>> Begin INFORMATION GIVEN

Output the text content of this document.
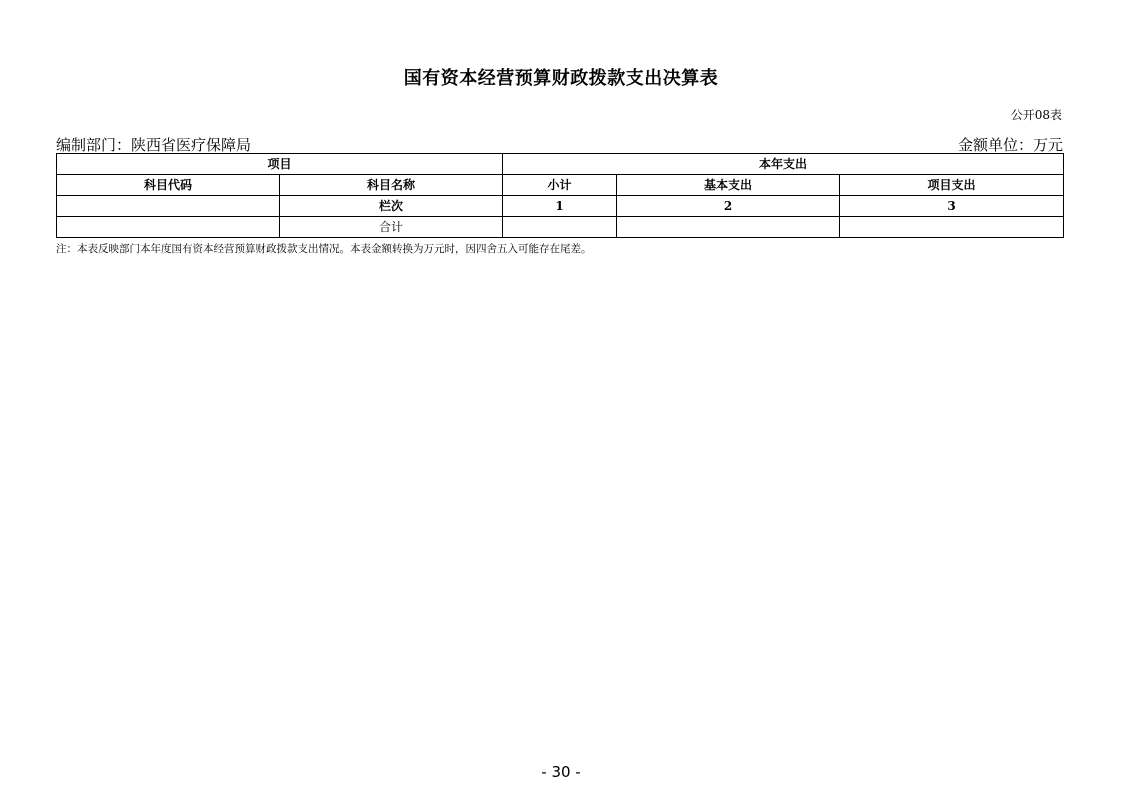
国有资本经营预算财政拨款支出决算表
公开08表
编制部门：陕西省医疗保障局	金额单位：万元
项目		本年支出		
科目代码	科目名称	小计	基本支出	项目支出
	栏次	1	2	3
	合计			
注：本表反映部门本年度国有资本经营预算财政拨款支出情况。本表金额转换为万元时，因四舍五入可能存在尾差。
- 30 -
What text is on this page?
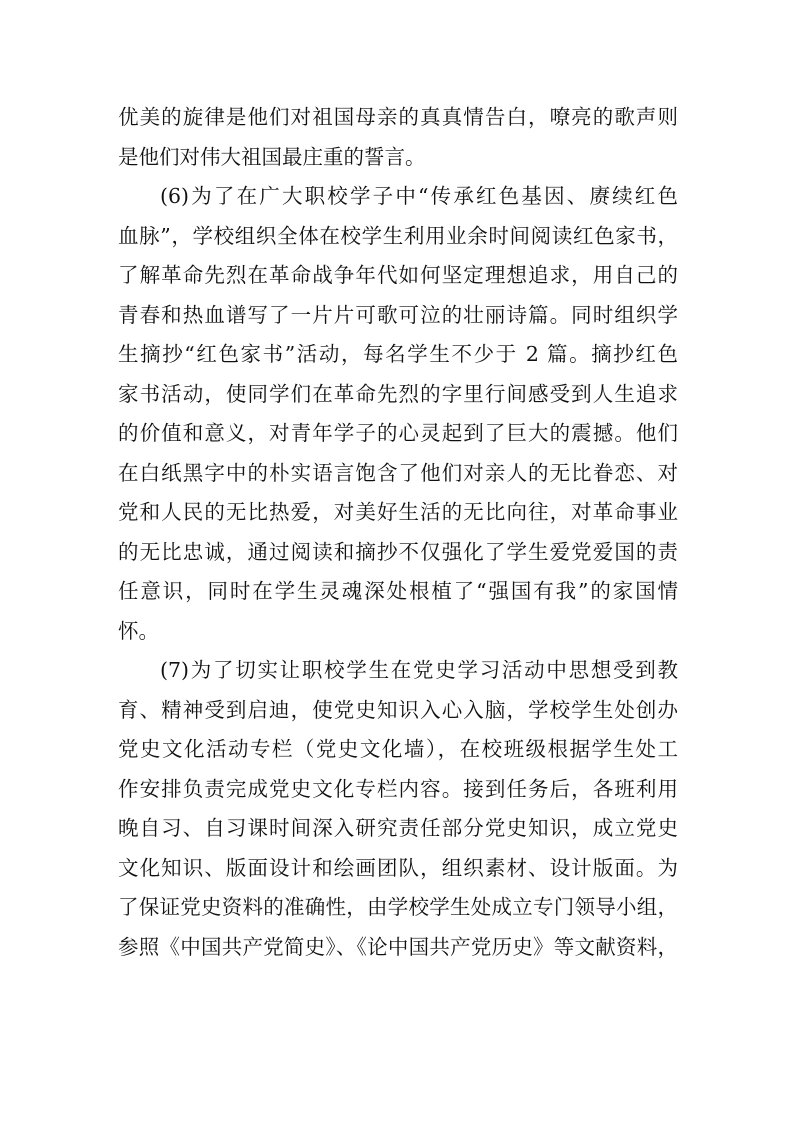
优美的旋律是他们对祖国母亲的真真情告白，嘹亮的歌声则
是他们对伟大祖国最庄重的誓言。
(6)为了在广大职校学子中“传承红色基因、赓续红色
血脉”，学校组织全体在校学生利用业余时间阅读红色家书，
了解革命先烈在革命战争年代如何坚定理想追求，用自己的
青春和热血谱写了一片片可歌可泣的壮丽诗篇。同时组织学
生摘抄“红色家书”活动，每名学生不少于 2 篇。摘抄红色
家书活动，使同学们在革命先烈的字里行间感受到人生追求
的价值和意义，对青年学子的心灵起到了巨大的震撼。他们
在白纸黑字中的朴实语言饱含了他们对亲人的无比眷恋、对
党和人民的无比热爱，对美好生活的无比向往，对革命事业
的无比忠诚，通过阅读和摘抄不仅强化了学生爱党爱国的责
任意识，同时在学生灵魂深处根植了“强国有我”的家国情
怀。
(7)为了切实让职校学生在党史学习活动中思想受到教
育、精神受到启迪，使党史知识入心入脑，学校学生处创办
党史文化活动专栏（党史文化墙），在校班级根据学生处工
作安排负责完成党史文化专栏内容。接到任务后，各班利用
晚自习、自习课时间深入研究责任部分党史知识，成立党史
文化知识、版面设计和绘画团队，组织素材、设计版面。为
了保证党史资料的准确性，由学校学生处成立专门领导小组，
参照《中国共产党简史》、《论中国共产党历史》等文献资料，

>> End INFORMATION GIVEN

## TASK DIRECTIONS:
Above are several records. Count the lines among them that contain "this" and give only the total.

## RESULT OF THE EXERCISE:
2